Given task: Print the data that follows exactly.

[START OF Record set]

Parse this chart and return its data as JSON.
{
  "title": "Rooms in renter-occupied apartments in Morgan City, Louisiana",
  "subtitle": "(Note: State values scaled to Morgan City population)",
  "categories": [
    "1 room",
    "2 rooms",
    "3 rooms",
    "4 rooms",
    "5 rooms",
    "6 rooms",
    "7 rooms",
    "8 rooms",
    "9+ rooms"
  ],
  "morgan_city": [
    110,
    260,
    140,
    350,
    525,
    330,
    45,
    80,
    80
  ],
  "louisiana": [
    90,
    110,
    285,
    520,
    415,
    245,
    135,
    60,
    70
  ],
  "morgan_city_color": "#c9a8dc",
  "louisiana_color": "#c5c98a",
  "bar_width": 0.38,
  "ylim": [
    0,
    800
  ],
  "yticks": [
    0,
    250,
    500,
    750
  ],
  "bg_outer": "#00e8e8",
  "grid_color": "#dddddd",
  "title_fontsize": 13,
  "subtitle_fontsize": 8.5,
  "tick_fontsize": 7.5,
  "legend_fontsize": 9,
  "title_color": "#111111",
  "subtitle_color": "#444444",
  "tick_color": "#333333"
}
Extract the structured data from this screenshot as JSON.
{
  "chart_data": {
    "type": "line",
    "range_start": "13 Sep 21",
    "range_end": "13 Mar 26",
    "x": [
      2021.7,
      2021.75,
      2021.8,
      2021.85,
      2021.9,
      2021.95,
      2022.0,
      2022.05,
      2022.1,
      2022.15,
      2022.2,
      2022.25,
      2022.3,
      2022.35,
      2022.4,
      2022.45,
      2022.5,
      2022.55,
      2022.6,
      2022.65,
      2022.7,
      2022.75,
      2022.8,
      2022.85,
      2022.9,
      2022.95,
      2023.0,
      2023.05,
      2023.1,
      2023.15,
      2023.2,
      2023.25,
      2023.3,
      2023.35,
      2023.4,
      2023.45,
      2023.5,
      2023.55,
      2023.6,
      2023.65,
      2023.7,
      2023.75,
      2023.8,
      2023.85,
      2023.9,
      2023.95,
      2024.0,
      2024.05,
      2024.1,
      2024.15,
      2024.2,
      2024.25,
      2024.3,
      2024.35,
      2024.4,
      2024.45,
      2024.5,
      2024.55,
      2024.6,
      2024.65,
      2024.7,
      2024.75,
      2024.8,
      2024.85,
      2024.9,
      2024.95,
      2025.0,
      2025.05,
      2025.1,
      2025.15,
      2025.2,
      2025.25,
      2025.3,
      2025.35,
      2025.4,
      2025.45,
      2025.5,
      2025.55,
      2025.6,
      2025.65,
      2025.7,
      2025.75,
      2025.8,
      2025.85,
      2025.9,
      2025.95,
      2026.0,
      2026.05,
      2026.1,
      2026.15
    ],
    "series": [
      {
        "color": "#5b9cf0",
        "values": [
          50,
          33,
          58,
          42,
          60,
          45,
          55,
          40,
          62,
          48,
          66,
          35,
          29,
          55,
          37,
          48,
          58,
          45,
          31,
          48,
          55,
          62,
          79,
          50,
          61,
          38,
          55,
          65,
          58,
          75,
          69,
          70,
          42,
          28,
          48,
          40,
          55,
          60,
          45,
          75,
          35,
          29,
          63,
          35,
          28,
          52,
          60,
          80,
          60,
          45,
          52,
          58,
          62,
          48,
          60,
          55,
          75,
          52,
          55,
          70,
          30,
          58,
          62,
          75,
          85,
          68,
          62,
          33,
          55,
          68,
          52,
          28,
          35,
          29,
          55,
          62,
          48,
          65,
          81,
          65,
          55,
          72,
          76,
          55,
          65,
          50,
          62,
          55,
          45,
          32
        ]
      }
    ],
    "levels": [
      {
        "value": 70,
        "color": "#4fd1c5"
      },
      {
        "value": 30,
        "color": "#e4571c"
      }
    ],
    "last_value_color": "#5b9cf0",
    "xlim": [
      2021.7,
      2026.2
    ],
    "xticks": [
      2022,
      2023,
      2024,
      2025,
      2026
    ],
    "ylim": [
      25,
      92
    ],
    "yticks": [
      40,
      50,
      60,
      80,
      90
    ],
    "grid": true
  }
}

[END OF Record set]

Reply to the task:
Parse this chart and return its data as JSON.
{
  "title": "Rooms in renter-occupied apartments in Morgan City, Louisiana",
  "subtitle": "(Note: State values scaled to Morgan City population)",
  "categories": [
    "1 room",
    "2 rooms",
    "3 rooms",
    "4 rooms",
    "5 rooms",
    "6 rooms",
    "7 rooms",
    "8 rooms",
    "9+ rooms"
  ],
  "morgan_city": [
    110,
    260,
    140,
    350,
    525,
    330,
    45,
    80,
    80
  ],
  "louisiana": [
    90,
    110,
    285,
    520,
    415,
    245,
    135,
    60,
    70
  ],
  "morgan_city_color": "#c9a8dc",
  "louisiana_color": "#c5c98a",
  "bar_width": 0.38,
  "ylim": [
    0,
    800
  ],
  "yticks": [
    0,
    250,
    500,
    750
  ],
  "bg_outer": "#00e8e8",
  "grid_color": "#dddddd",
  "title_fontsize": 13,
  "subtitle_fontsize": 8.5,
  "tick_fontsize": 7.5,
  "legend_fontsize": 9,
  "title_color": "#111111",
  "subtitle_color": "#444444",
  "tick_color": "#333333"
}
Extract the structured data from this screenshot as JSON.
{
  "chart_data": {
    "type": "line",
    "range_start": "13 Sep 21",
    "range_end": "13 Mar 26",
    "x": [
      2021.7,
      2021.75,
      2021.8,
      2021.85,
      2021.9,
      2021.95,
      2022.0,
      2022.05,
      2022.1,
      2022.15,
      2022.2,
      2022.25,
      2022.3,
      2022.35,
      2022.4,
      2022.45,
      2022.5,
      2022.55,
      2022.6,
      2022.65,
      2022.7,
      2022.75,
      2022.8,
      2022.85,
      2022.9,
      2022.95,
      2023.0,
      2023.05,
      2023.1,
      2023.15,
      2023.2,
      2023.25,
      2023.3,
      2023.35,
      2023.4,
      2023.45,
      2023.5,
      2023.55,
      2023.6,
      2023.65,
      2023.7,
      2023.75,
      2023.8,
      2023.85,
      2023.9,
      2023.95,
      2024.0,
      2024.05,
      2024.1,
      2024.15,
      2024.2,
      2024.25,
      2024.3,
      2024.35,
      2024.4,
      2024.45,
      2024.5,
      2024.55,
      2024.6,
      2024.65,
      2024.7,
      2024.75,
      2024.8,
      2024.85,
      2024.9,
      2024.95,
      2025.0,
      2025.05,
      2025.1,
      2025.15,
      2025.2,
      2025.25,
      2025.3,
      2025.35,
      2025.4,
      2025.45,
      2025.5,
      2025.55,
      2025.6,
      2025.65,
      2025.7,
      2025.75,
      2025.8,
      2025.85,
      2025.9,
      2025.95,
      2026.0,
      2026.05,
      2026.1,
      2026.15
    ],
    "series": [
      {
        "color": "#5b9cf0",
        "values": [
          50,
          33,
          58,
          42,
          60,
          45,
          55,
          40,
          62,
          48,
          66,
          35,
          29,
          55,
          37,
          48,
          58,
          45,
          31,
          48,
          55,
          62,
          79,
          50,
          61,
          38,
          55,
          65,
          58,
          75,
          69,
          70,
          42,
          28,
          48,
          40,
          55,
          60,
          45,
          75,
          35,
          29,
          63,
          35,
          28,
          52,
          60,
          80,
          60,
          45,
          52,
          58,
          62,
          48,
          60,
          55,
          75,
          52,
          55,
          70,
          30,
          58,
          62,
          75,
          85,
          68,
          62,
          33,
          55,
          68,
          52,
          28,
          35,
          29,
          55,
          62,
          48,
          65,
          81,
          65,
          55,
          72,
          76,
          55,
          65,
          50,
          62,
          55,
          45,
          32
        ]
      }
    ],
    "levels": [
      {
        "value": 70,
        "color": "#4fd1c5"
      },
      {
        "value": 30,
        "color": "#e4571c"
      }
    ],
    "last_value_color": "#5b9cf0",
    "xlim": [
      2021.7,
      2026.2
    ],
    "xticks": [
      2022,
      2023,
      2024,
      2025,
      2026
    ],
    "ylim": [
      25,
      92
    ],
    "yticks": [
      40,
      50,
      60,
      80,
      90
    ],
    "grid": true
  }
}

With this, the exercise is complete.